Directive: Could you output each line of the data that follows exactly?

===============

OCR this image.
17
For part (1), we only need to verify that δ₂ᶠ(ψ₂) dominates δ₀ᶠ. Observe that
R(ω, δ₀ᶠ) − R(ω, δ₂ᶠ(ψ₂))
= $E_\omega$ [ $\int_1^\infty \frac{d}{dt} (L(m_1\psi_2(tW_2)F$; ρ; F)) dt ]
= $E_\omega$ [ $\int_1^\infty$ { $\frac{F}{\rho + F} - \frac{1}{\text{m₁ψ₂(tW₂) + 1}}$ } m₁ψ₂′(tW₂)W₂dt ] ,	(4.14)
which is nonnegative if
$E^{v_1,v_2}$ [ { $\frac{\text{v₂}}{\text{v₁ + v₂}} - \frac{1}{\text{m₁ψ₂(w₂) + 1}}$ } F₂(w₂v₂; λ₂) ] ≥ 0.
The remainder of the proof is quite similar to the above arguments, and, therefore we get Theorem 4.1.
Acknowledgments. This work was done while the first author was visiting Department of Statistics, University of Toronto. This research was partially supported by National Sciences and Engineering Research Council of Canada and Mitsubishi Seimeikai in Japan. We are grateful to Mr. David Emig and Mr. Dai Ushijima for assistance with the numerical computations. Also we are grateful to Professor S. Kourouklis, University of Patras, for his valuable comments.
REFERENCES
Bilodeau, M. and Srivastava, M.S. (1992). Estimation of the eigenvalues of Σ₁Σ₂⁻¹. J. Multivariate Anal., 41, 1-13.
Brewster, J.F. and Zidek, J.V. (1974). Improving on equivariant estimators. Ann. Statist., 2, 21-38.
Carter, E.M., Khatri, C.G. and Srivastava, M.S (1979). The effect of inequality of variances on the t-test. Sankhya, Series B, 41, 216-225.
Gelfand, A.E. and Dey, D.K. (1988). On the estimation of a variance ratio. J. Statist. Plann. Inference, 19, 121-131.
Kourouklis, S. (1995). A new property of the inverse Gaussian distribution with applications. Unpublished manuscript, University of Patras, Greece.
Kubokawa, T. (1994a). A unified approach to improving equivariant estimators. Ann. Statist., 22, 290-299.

===============

Result for this exercise:
OCR this image.
17
For part (1), we only need to verify that δ₂ᶠ(ψ₂) dominates δ₀ᶠ. Observe that
R(ω, δ₀ᶠ) − R(ω, δ₂ᶠ(ψ₂))
= $E_\omega$ [ $\int_1^\infty \frac{d}{dt} (L(m_1\psi_2(tW_2)F$; ρ; F)) dt ]
= $E_\omega$ [ $\int_1^\infty$ { $\frac{F}{\rho + F} - \frac{1}{\text{m₁ψ₂(tW₂) + 1}}$ } m₁ψ₂′(tW₂)W₂dt ] ,	(4.14)
which is nonnegative if
$E^{v_1,v_2}$ [ { $\frac{\text{v₂}}{\text{v₁ + v₂}} - \frac{1}{\text{m₁ψ₂(w₂) + 1}}$ } F₂(w₂v₂; λ₂) ] ≥ 0.
The remainder of the proof is quite similar to the above arguments, and, therefore we get Theorem 4.1.
Acknowledgments. This work was done while the first author was visiting Department of Statistics, University of Toronto. This research was partially supported by National Sciences and Engineering Research Council of Canada and Mitsubishi Seimeikai in Japan. We are grateful to Mr. David Emig and Mr. Dai Ushijima for assistance with the numerical computations. Also we are grateful to Professor S. Kourouklis, University of Patras, for his valuable comments.
REFERENCES
Bilodeau, M. and Srivastava, M.S. (1992). Estimation of the eigenvalues of Σ₁Σ₂⁻¹. J. Multivariate Anal., 41, 1-13.
Brewster, J.F. and Zidek, J.V. (1974). Improving on equivariant estimators. Ann. Statist., 2, 21-38.
Carter, E.M., Khatri, C.G. and Srivastava, M.S (1979). The effect of inequality of variances on the t-test. Sankhya, Series B, 41, 216-225.
Gelfand, A.E. and Dey, D.K. (1988). On the estimation of a variance ratio. J. Statist. Plann. Inference, 19, 121-131.
Kourouklis, S. (1995). A new property of the inverse Gaussian distribution with applications. Unpublished manuscript, University of Patras, Greece.
Kubokawa, T. (1994a). A unified approach to improving equivariant estimators. Ann. Statist., 22, 290-299.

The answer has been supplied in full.